_Aim of the exercise_: Repeat the listing below in full, exactly as it stands.

** BEGIN Given entries **

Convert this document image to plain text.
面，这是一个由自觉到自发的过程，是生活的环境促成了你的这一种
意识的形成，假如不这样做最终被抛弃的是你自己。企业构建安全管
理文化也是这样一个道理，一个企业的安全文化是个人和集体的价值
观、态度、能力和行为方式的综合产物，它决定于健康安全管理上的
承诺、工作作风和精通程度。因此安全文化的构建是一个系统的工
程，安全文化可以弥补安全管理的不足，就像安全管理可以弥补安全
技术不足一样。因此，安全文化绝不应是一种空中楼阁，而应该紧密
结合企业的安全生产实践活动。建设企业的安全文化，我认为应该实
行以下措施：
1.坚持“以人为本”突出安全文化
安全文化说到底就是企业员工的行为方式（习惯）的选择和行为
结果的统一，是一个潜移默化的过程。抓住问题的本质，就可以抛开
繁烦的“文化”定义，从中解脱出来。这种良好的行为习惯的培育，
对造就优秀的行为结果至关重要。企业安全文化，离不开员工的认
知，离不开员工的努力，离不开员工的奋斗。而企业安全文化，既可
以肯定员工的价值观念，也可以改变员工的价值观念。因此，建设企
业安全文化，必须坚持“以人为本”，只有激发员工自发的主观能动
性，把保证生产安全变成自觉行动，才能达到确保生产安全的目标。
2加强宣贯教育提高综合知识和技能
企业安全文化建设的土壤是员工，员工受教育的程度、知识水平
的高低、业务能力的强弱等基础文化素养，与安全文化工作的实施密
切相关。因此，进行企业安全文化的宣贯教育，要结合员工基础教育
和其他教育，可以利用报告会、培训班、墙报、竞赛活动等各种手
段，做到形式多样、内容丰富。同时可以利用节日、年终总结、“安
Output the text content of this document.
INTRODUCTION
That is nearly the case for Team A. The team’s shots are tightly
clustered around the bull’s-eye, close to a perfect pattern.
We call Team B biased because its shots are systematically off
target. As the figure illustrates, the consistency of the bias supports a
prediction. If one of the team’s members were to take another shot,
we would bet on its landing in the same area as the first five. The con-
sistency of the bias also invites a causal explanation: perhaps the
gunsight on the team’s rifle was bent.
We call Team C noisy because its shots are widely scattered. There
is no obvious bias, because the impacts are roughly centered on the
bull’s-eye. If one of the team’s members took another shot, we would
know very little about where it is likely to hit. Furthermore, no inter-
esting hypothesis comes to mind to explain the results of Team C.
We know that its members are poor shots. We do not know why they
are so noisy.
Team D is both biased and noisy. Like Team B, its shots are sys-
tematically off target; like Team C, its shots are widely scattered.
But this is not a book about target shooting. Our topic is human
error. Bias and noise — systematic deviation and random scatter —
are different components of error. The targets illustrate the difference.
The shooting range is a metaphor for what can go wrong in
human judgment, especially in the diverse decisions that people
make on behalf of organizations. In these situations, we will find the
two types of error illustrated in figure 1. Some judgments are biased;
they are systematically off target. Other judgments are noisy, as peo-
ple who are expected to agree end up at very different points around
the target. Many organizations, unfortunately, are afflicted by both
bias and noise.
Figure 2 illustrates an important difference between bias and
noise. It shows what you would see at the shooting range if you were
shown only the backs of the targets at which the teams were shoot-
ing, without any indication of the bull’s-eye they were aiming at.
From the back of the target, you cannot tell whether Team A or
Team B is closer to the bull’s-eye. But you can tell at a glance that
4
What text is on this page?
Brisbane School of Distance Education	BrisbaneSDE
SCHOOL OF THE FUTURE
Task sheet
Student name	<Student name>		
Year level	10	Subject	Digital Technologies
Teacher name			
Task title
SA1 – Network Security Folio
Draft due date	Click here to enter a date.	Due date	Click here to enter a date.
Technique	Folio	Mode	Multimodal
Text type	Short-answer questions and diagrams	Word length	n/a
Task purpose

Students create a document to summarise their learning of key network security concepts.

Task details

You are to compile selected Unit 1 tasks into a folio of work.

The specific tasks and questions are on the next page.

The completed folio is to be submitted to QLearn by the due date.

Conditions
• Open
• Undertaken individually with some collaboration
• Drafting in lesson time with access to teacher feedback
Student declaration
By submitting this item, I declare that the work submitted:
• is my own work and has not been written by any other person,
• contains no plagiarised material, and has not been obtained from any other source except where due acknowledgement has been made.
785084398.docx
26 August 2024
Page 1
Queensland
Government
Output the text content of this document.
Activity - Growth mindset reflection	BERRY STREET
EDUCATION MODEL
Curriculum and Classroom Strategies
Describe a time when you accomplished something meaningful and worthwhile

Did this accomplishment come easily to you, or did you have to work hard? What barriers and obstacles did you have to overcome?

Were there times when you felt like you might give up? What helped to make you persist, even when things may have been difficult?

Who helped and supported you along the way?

** END Given entries **

_Expected answer_:
Convert this document image to plain text.
面，这是一个由自觉到自发的过程，是生活的环境促成了你的这一种
意识的形成，假如不这样做最终被抛弃的是你自己。企业构建安全管
理文化也是这样一个道理，一个企业的安全文化是个人和集体的价值
观、态度、能力和行为方式的综合产物，它决定于健康安全管理上的
承诺、工作作风和精通程度。因此安全文化的构建是一个系统的工
程，安全文化可以弥补安全管理的不足，就像安全管理可以弥补安全
技术不足一样。因此，安全文化绝不应是一种空中楼阁，而应该紧密
结合企业的安全生产实践活动。建设企业的安全文化，我认为应该实
行以下措施：
1.坚持“以人为本”突出安全文化
安全文化说到底就是企业员工的行为方式（习惯）的选择和行为
结果的统一，是一个潜移默化的过程。抓住问题的本质，就可以抛开
繁烦的“文化”定义，从中解脱出来。这种良好的行为习惯的培育，
对造就优秀的行为结果至关重要。企业安全文化，离不开员工的认
知，离不开员工的努力，离不开员工的奋斗。而企业安全文化，既可
以肯定员工的价值观念，也可以改变员工的价值观念。因此，建设企
业安全文化，必须坚持“以人为本”，只有激发员工自发的主观能动
性，把保证生产安全变成自觉行动，才能达到确保生产安全的目标。
2加强宣贯教育提高综合知识和技能
企业安全文化建设的土壤是员工，员工受教育的程度、知识水平
的高低、业务能力的强弱等基础文化素养，与安全文化工作的实施密
切相关。因此，进行企业安全文化的宣贯教育，要结合员工基础教育
和其他教育，可以利用报告会、培训班、墙报、竞赛活动等各种手
段，做到形式多样、内容丰富。同时可以利用节日、年终总结、“安
Output the text content of this document.
INTRODUCTION
That is nearly the case for Team A. The team’s shots are tightly
clustered around the bull’s-eye, close to a perfect pattern.
We call Team B biased because its shots are systematically off
target. As the figure illustrates, the consistency of the bias supports a
prediction. If one of the team’s members were to take another shot,
we would bet on its landing in the same area as the first five. The con-
sistency of the bias also invites a causal explanation: perhaps the
gunsight on the team’s rifle was bent.
We call Team C noisy because its shots are widely scattered. There
is no obvious bias, because the impacts are roughly centered on the
bull’s-eye. If one of the team’s members took another shot, we would
know very little about where it is likely to hit. Furthermore, no inter-
esting hypothesis comes to mind to explain the results of Team C.
We know that its members are poor shots. We do not know why they
are so noisy.
Team D is both biased and noisy. Like Team B, its shots are sys-
tematically off target; like Team C, its shots are widely scattered.
But this is not a book about target shooting. Our topic is human
error. Bias and noise — systematic deviation and random scatter —
are different components of error. The targets illustrate the difference.
The shooting range is a metaphor for what can go wrong in
human judgment, especially in the diverse decisions that people
make on behalf of organizations. In these situations, we will find the
two types of error illustrated in figure 1. Some judgments are biased;
they are systematically off target. Other judgments are noisy, as peo-
ple who are expected to agree end up at very different points around
the target. Many organizations, unfortunately, are afflicted by both
bias and noise.
Figure 2 illustrates an important difference between bias and
noise. It shows what you would see at the shooting range if you were
shown only the backs of the targets at which the teams were shoot-
ing, without any indication of the bull’s-eye they were aiming at.
From the back of the target, you cannot tell whether Team A or
Team B is closer to the bull’s-eye. But you can tell at a glance that
4
What text is on this page?
Brisbane School of Distance Education	BrisbaneSDE
SCHOOL OF THE FUTURE
Task sheet
Student name	<Student name>		
Year level	10	Subject	Digital Technologies
Teacher name			
Task title
SA1 – Network Security Folio
Draft due date	Click here to enter a date.	Due date	Click here to enter a date.
Technique	Folio	Mode	Multimodal
Text type	Short-answer questions and diagrams	Word length	n/a
Task purpose

Students create a document to summarise their learning of key network security concepts.

Task details

You are to compile selected Unit 1 tasks into a folio of work.

The specific tasks and questions are on the next page.

The completed folio is to be submitted to QLearn by the due date.

Conditions
• Open
• Undertaken individually with some collaboration
• Drafting in lesson time with access to teacher feedback
Student declaration
By submitting this item, I declare that the work submitted:
• is my own work and has not been written by any other person,
• contains no plagiarised material, and has not been obtained from any other source except where due acknowledgement has been made.
785084398.docx
26 August 2024
Page 1
Queensland
Government
Output the text content of this document.
Activity - Growth mindset reflection	BERRY STREET
EDUCATION MODEL
Curriculum and Classroom Strategies
Describe a time when you accomplished something meaningful and worthwhile

Did this accomplishment come easily to you, or did you have to work hard? What barriers and obstacles did you have to overcome?

Were there times when you felt like you might give up? What helped to make you persist, even when things may have been difficult?

Who helped and supported you along the way?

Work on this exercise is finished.